— BEGIN INPUT MATERIAL —

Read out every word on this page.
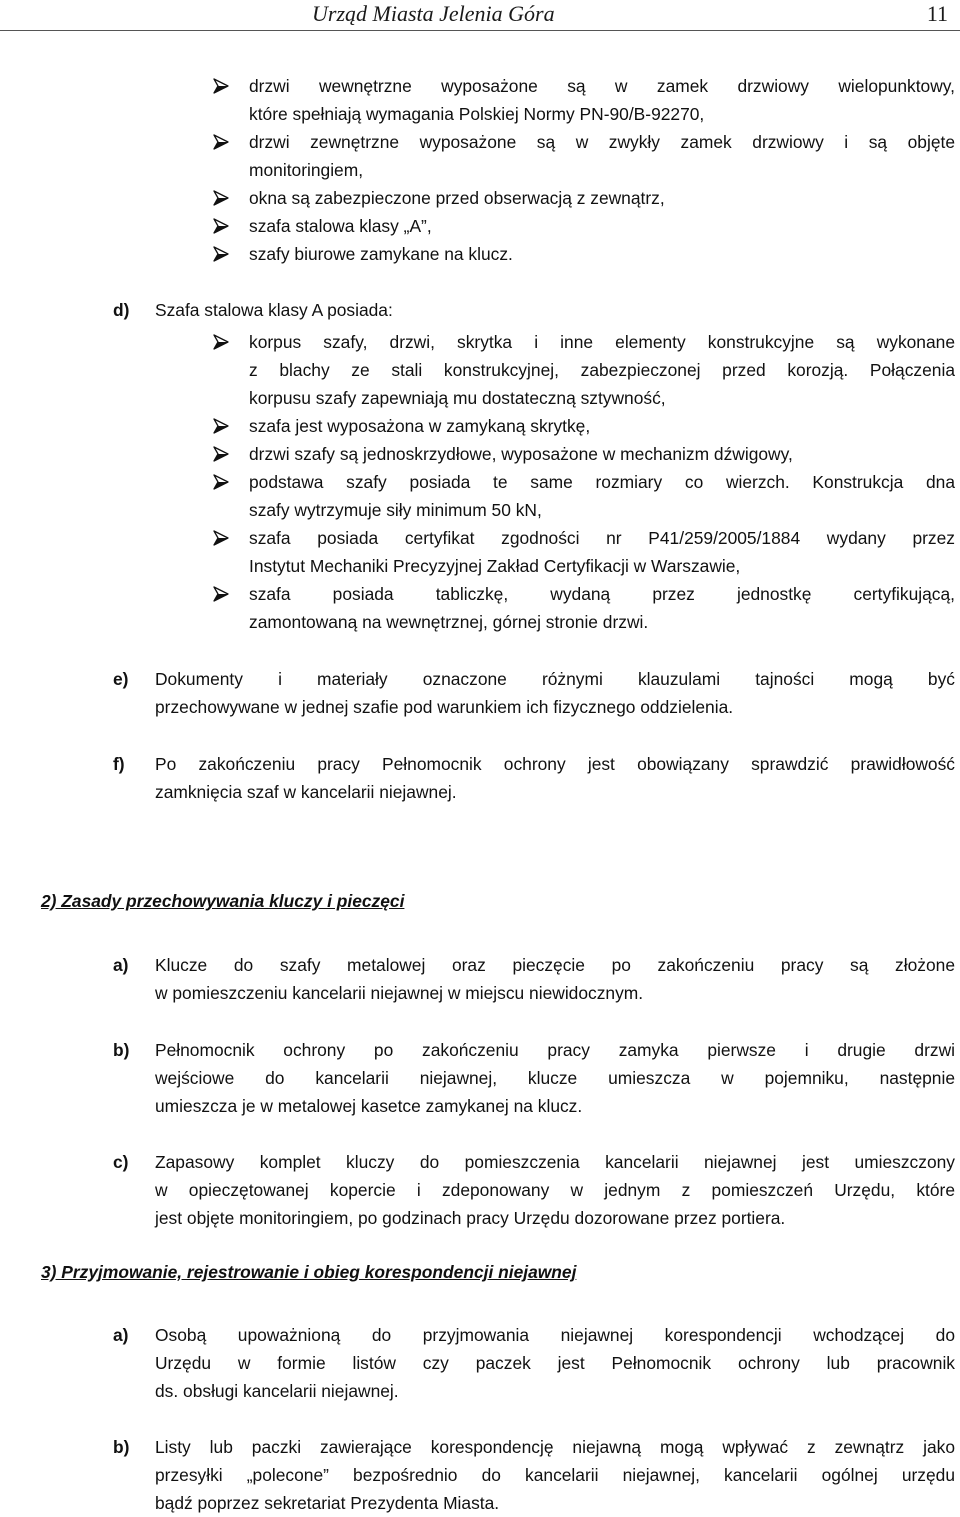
Urząd Miasta Jelenia Góra	11
drzwi wewnętrzne wyposażone są w zamek drzwiowy wielopunktowy,
które spełniają wymagania Polskiej Normy PN-90/B-92270,
drzwi zewnętrzne wyposażone są w zwykły zamek drzwiowy i są objęte
monitoringiem,
okna są zabezpieczone przed obserwacją z zewnątrz,
szafa stalowa klasy „A”,
szafy biurowe zamykane na klucz.
d) Szafa stalowa klasy A posiada:
korpus szafy, drzwi, skrytka i inne elementy konstrukcyjne są wykonane
z blachy ze stali konstrukcyjnej, zabezpieczonej przed korozją. Połączenia
korpusu szafy zapewniają mu dostateczną sztywność,
szafa jest wyposażona w zamykaną skrytkę,
drzwi szafy są jednoskrzydłowe, wyposażone w mechanizm dźwigowy,
podstawa szafy posiada te same rozmiary co wierzch. Konstrukcja dna
szafy wytrzymuje siły minimum 50 kN,
szafa posiada certyfikat zgodności nr P41/259/2005/1884 wydany przez
Instytut Mechaniki Precyzyjnej Zakład Certyfikacji w Warszawie,
szafa posiada tabliczkę, wydaną przez jednostkę certyfikującą,
zamontowaną na wewnętrznej, górnej stronie drzwi.
e) Dokumenty i materiały oznaczone różnymi klauzulami tajności mogą być
przechowywane w jednej szafie pod warunkiem ich fizycznego oddzielenia.
f) Po zakończeniu pracy Pełnomocnik ochrony jest obowiązany sprawdzić prawidłowość
zamknięcia szaf w kancelarii niejawnej.
2) Zasady przechowywania kluczy i pieczęci
a) Klucze do szafy metalowej oraz pieczęcie po zakończeniu pracy są złożone
w pomieszczeniu kancelarii niejawnej w miejscu niewidocznym.
b) Pełnomocnik ochrony po zakończeniu pracy zamyka pierwsze i drugie drzwi
wejściowe do kancelarii niejawnej, klucze umieszcza w pojemniku, następnie
umieszcza je w metalowej kasetce zamykanej na klucz.
c) Zapasowy komplet kluczy do pomieszczenia kancelarii niejawnej jest umieszczony
w opieczętowanej kopercie i zdeponowany w jednym z pomieszczeń Urzędu, które
jest objęte monitoringiem, po godzinach pracy Urzędu dozorowane przez portiera.
3) Przyjmowanie, rejestrowanie i obieg korespondencji niejawnej
a) Osobą upoważnioną do przyjmowania niejawnej korespondencji wchodzącej do
Urzędu w formie listów czy paczek jest Pełnomocnik ochrony lub pracownik
ds. obsługi kancelarii niejawnej.
b) Listy lub paczki zawierające korespondencję niejawną mogą wpływać z zewnątrz jako
przesyłki „polecone” bezpośrednio do kancelarii niejawnej, kancelarii ogólnej urzędu
bądź poprzez sekretariat Prezydenta Miasta.
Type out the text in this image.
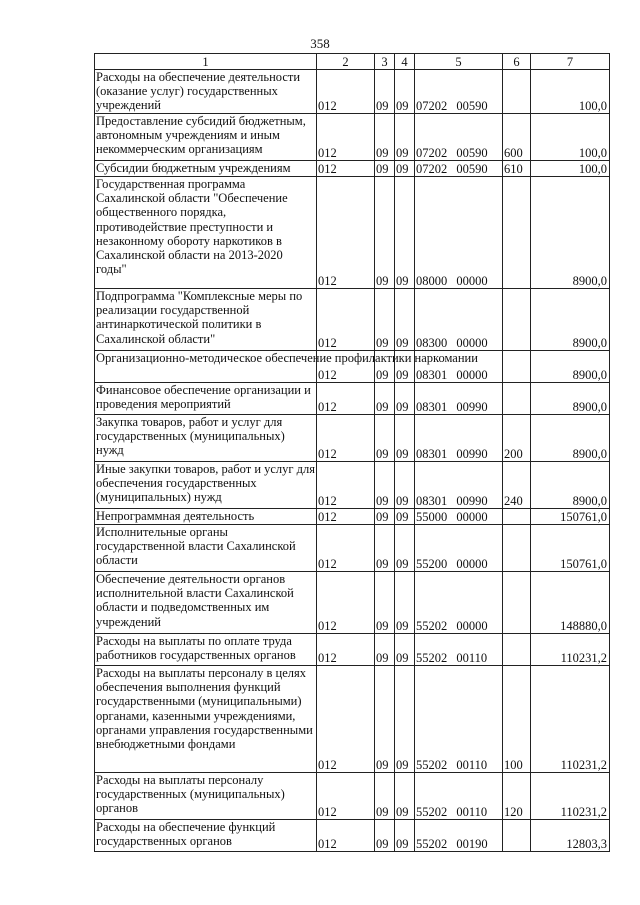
358
1	2	3	4	5	6	7
Расходы на обеспечение деятельности (оказание услуг) государственных учреждений	012	09	09	07202 00590		100,0
Предоставление субсидий бюджетным, автономным учреждениям и иным некоммерческим организациям	012	09	09	07202 00590	600	100,0
Субсидии бюджетным учреждениям	012	09	09	07202 00590	610	100,0
Государственная программа Сахалинской области "Обеспечение общественного порядка, противодействие преступности и незаконному обороту наркотиков в Сахалинской области на 2013-2020 годы"	012	09	09	08000 00000		8900,0
Подпрограмма "Комплексные меры по реализации государственной антинаркотической политики в Сахалинской области"	012	09	09	08300 00000		8900,0
Организационно-методическое обеспечение профилактики наркомании	012	09	09	08301 00000		8900,0
Финансовое обеспечение организации и проведения мероприятий	012	09	09	08301 00990		8900,0
Закупка товаров, работ и услуг для государственных (муниципальных) нужд	012	09	09	08301 00990	200	8900,0
Иные закупки товаров, работ и услуг для обеспечения государственных (муниципальных) нужд	012	09	09	08301 00990	240	8900,0
Непрограммная деятельность	012	09	09	55000 00000		150761,0
Исполнительные органы государственной власти Сахалинской области	012	09	09	55200 00000		150761,0
Обеспечение деятельности органов исполнительной власти Сахалинской области и подведомственных им учреждений	012	09	09	55202 00000		148880,0
Расходы на выплаты по оплате труда работников государственных органов	012	09	09	55202 00110		110231,2
Расходы на выплаты персоналу в целях обеспечения выполнения функций государственными (муниципальными) органами, казенными учреждениями, органами управления государственными внебюджетными фондами	012	09	09	55202 00110	100	110231,2
Расходы на выплаты персоналу государственных (муниципальных) органов	012	09	09	55202 00110	120	110231,2
Расходы на обеспечение функций государственных органов	012	09	09	55202 00190		12803,3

— END INPUT MATERIAL —

*AIM:* Ignore the images and quote every line of the listing exactly.

*SOLVED EXERCISE:*
Read out every word on this page.
Urząd Miasta Jelenia Góra	11
drzwi wewnętrzne wyposażone są w zamek drzwiowy wielopunktowy,
które spełniają wymagania Polskiej Normy PN-90/B-92270,
drzwi zewnętrzne wyposażone są w zwykły zamek drzwiowy i są objęte
monitoringiem,
okna są zabezpieczone przed obserwacją z zewnątrz,
szafa stalowa klasy „A”,
szafy biurowe zamykane na klucz.
d) Szafa stalowa klasy A posiada:
korpus szafy, drzwi, skrytka i inne elementy konstrukcyjne są wykonane
z blachy ze stali konstrukcyjnej, zabezpieczonej przed korozją. Połączenia
korpusu szafy zapewniają mu dostateczną sztywność,
szafa jest wyposażona w zamykaną skrytkę,
drzwi szafy są jednoskrzydłowe, wyposażone w mechanizm dźwigowy,
podstawa szafy posiada te same rozmiary co wierzch. Konstrukcja dna
szafy wytrzymuje siły minimum 50 kN,
szafa posiada certyfikat zgodności nr P41/259/2005/1884 wydany przez
Instytut Mechaniki Precyzyjnej Zakład Certyfikacji w Warszawie,
szafa posiada tabliczkę, wydaną przez jednostkę certyfikującą,
zamontowaną na wewnętrznej, górnej stronie drzwi.
e) Dokumenty i materiały oznaczone różnymi klauzulami tajności mogą być
przechowywane w jednej szafie pod warunkiem ich fizycznego oddzielenia.
f) Po zakończeniu pracy Pełnomocnik ochrony jest obowiązany sprawdzić prawidłowość
zamknięcia szaf w kancelarii niejawnej.
2) Zasady przechowywania kluczy i pieczęci
a) Klucze do szafy metalowej oraz pieczęcie po zakończeniu pracy są złożone
w pomieszczeniu kancelarii niejawnej w miejscu niewidocznym.
b) Pełnomocnik ochrony po zakończeniu pracy zamyka pierwsze i drugie drzwi
wejściowe do kancelarii niejawnej, klucze umieszcza w pojemniku, następnie
umieszcza je w metalowej kasetce zamykanej na klucz.
c) Zapasowy komplet kluczy do pomieszczenia kancelarii niejawnej jest umieszczony
w opieczętowanej kopercie i zdeponowany w jednym z pomieszczeń Urzędu, które
jest objęte monitoringiem, po godzinach pracy Urzędu dozorowane przez portiera.
3) Przyjmowanie, rejestrowanie i obieg korespondencji niejawnej
a) Osobą upoważnioną do przyjmowania niejawnej korespondencji wchodzącej do
Urzędu w formie listów czy paczek jest Pełnomocnik ochrony lub pracownik
ds. obsługi kancelarii niejawnej.
b) Listy lub paczki zawierające korespondencję niejawną mogą wpływać z zewnątrz jako
przesyłki „polecone” bezpośrednio do kancelarii niejawnej, kancelarii ogólnej urzędu
bądź poprzez sekretariat Prezydenta Miasta.
Type out the text in this image.
358
1	2	3	4	5	6	7
Расходы на обеспечение деятельности (оказание услуг) государственных учреждений	012	09	09	07202 00590		100,0
Предоставление субсидий бюджетным, автономным учреждениям и иным некоммерческим организациям	012	09	09	07202 00590	600	100,0
Субсидии бюджетным учреждениям	012	09	09	07202 00590	610	100,0
Государственная программа Сахалинской области "Обеспечение общественного порядка, противодействие преступности и незаконному обороту наркотиков в Сахалинской области на 2013-2020 годы"	012	09	09	08000 00000		8900,0
Подпрограмма "Комплексные меры по реализации государственной антинаркотической политики в Сахалинской области"	012	09	09	08300 00000		8900,0
Организационно-методическое обеспечение профилактики наркомании	012	09	09	08301 00000		8900,0
Финансовое обеспечение организации и проведения мероприятий	012	09	09	08301 00990		8900,0
Закупка товаров, работ и услуг для государственных (муниципальных) нужд	012	09	09	08301 00990	200	8900,0
Иные закупки товаров, работ и услуг для обеспечения государственных (муниципальных) нужд	012	09	09	08301 00990	240	8900,0
Непрограммная деятельность	012	09	09	55000 00000		150761,0
Исполнительные органы государственной власти Сахалинской области	012	09	09	55200 00000		150761,0
Обеспечение деятельности органов исполнительной власти Сахалинской области и подведомственных им учреждений	012	09	09	55202 00000		148880,0
Расходы на выплаты по оплате труда работников государственных органов	012	09	09	55202 00110		110231,2
Расходы на выплаты персоналу в целях обеспечения выполнения функций государственными (муниципальными) органами, казенными учреждениями, органами управления государственными внебюджетными фондами	012	09	09	55202 00110	100	110231,2
Расходы на выплаты персоналу государственных (муниципальных) органов	012	09	09	55202 00110	120	110231,2
Расходы на обеспечение функций государственных органов	012	09	09	55202 00190		12803,3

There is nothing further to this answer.